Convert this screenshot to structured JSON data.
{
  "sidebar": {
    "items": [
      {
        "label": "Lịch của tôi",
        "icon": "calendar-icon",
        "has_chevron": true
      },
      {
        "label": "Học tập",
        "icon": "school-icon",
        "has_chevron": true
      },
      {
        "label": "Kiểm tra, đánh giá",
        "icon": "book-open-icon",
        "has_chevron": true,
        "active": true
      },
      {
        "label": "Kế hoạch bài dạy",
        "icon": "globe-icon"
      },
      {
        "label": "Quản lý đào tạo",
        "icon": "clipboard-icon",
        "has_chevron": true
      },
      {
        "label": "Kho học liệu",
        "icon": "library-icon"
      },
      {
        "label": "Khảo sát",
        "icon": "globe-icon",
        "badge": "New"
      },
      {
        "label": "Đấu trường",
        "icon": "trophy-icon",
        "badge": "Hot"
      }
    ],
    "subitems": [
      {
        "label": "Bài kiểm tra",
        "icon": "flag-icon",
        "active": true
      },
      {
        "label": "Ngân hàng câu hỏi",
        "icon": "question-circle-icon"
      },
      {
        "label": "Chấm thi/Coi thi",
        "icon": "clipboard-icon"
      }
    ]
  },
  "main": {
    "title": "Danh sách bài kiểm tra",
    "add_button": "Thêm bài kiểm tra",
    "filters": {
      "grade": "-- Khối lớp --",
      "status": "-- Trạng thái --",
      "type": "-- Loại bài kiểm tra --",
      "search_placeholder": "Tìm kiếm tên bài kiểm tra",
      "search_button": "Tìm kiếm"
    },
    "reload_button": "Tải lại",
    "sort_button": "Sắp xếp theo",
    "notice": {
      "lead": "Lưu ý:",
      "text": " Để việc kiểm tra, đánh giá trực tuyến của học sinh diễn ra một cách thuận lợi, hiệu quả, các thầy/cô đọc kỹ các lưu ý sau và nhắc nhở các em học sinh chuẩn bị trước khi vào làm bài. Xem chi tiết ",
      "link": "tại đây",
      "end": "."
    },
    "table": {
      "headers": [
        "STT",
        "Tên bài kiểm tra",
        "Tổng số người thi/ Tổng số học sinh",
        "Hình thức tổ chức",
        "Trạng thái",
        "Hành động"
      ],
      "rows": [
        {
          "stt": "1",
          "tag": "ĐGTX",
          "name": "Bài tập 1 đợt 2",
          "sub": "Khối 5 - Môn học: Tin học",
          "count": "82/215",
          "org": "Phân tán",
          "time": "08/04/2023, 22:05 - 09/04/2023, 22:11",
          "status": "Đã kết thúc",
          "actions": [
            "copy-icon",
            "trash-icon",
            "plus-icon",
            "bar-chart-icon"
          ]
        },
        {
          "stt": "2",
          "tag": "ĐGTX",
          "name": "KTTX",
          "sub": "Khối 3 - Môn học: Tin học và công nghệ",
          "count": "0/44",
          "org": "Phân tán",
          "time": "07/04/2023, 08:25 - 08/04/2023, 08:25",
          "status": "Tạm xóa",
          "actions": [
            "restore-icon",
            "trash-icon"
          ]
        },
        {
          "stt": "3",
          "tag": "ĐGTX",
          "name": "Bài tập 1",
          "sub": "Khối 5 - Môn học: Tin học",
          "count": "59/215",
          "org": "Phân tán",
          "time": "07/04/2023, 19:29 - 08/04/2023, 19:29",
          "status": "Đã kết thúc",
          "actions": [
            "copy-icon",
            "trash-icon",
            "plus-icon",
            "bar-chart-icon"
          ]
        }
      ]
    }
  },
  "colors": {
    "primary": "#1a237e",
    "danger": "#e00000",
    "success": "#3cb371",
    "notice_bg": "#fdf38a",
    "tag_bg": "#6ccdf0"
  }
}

++++++++++

STATED PROBLEM: Extract all of the data above and output it character for character.

IN RESPONSE:
Convert this screenshot to structured JSON data.
{
  "sidebar": {
    "items": [
      {
        "label": "Lịch của tôi",
        "icon": "calendar-icon",
        "has_chevron": true
      },
      {
        "label": "Học tập",
        "icon": "school-icon",
        "has_chevron": true
      },
      {
        "label": "Kiểm tra, đánh giá",
        "icon": "book-open-icon",
        "has_chevron": true,
        "active": true
      },
      {
        "label": "Kế hoạch bài dạy",
        "icon": "globe-icon"
      },
      {
        "label": "Quản lý đào tạo",
        "icon": "clipboard-icon",
        "has_chevron": true
      },
      {
        "label": "Kho học liệu",
        "icon": "library-icon"
      },
      {
        "label": "Khảo sát",
        "icon": "globe-icon",
        "badge": "New"
      },
      {
        "label": "Đấu trường",
        "icon": "trophy-icon",
        "badge": "Hot"
      }
    ],
    "subitems": [
      {
        "label": "Bài kiểm tra",
        "icon": "flag-icon",
        "active": true
      },
      {
        "label": "Ngân hàng câu hỏi",
        "icon": "question-circle-icon"
      },
      {
        "label": "Chấm thi/Coi thi",
        "icon": "clipboard-icon"
      }
    ]
  },
  "main": {
    "title": "Danh sách bài kiểm tra",
    "add_button": "Thêm bài kiểm tra",
    "filters": {
      "grade": "-- Khối lớp --",
      "status": "-- Trạng thái --",
      "type": "-- Loại bài kiểm tra --",
      "search_placeholder": "Tìm kiếm tên bài kiểm tra",
      "search_button": "Tìm kiếm"
    },
    "reload_button": "Tải lại",
    "sort_button": "Sắp xếp theo",
    "notice": {
      "lead": "Lưu ý:",
      "text": " Để việc kiểm tra, đánh giá trực tuyến của học sinh diễn ra một cách thuận lợi, hiệu quả, các thầy/cô đọc kỹ các lưu ý sau và nhắc nhở các em học sinh chuẩn bị trước khi vào làm bài. Xem chi tiết ",
      "link": "tại đây",
      "end": "."
    },
    "table": {
      "headers": [
        "STT",
        "Tên bài kiểm tra",
        "Tổng số người thi/ Tổng số học sinh",
        "Hình thức tổ chức",
        "Trạng thái",
        "Hành động"
      ],
      "rows": [
        {
          "stt": "1",
          "tag": "ĐGTX",
          "name": "Bài tập 1 đợt 2",
          "sub": "Khối 5 - Môn học: Tin học",
          "count": "82/215",
          "org": "Phân tán",
          "time": "08/04/2023, 22:05 - 09/04/2023, 22:11",
          "status": "Đã kết thúc",
          "actions": [
            "copy-icon",
            "trash-icon",
            "plus-icon",
            "bar-chart-icon"
          ]
        },
        {
          "stt": "2",
          "tag": "ĐGTX",
          "name": "KTTX",
          "sub": "Khối 3 - Môn học: Tin học và công nghệ",
          "count": "0/44",
          "org": "Phân tán",
          "time": "07/04/2023, 08:25 - 08/04/2023, 08:25",
          "status": "Tạm xóa",
          "actions": [
            "restore-icon",
            "trash-icon"
          ]
        },
        {
          "stt": "3",
          "tag": "ĐGTX",
          "name": "Bài tập 1",
          "sub": "Khối 5 - Môn học: Tin học",
          "count": "59/215",
          "org": "Phân tán",
          "time": "07/04/2023, 19:29 - 08/04/2023, 19:29",
          "status": "Đã kết thúc",
          "actions": [
            "copy-icon",
            "trash-icon",
            "plus-icon",
            "bar-chart-icon"
          ]
        }
      ]
    }
  },
  "colors": {
    "primary": "#1a237e",
    "danger": "#e00000",
    "success": "#3cb371",
    "notice_bg": "#fdf38a",
    "tag_bg": "#6ccdf0"
  }
}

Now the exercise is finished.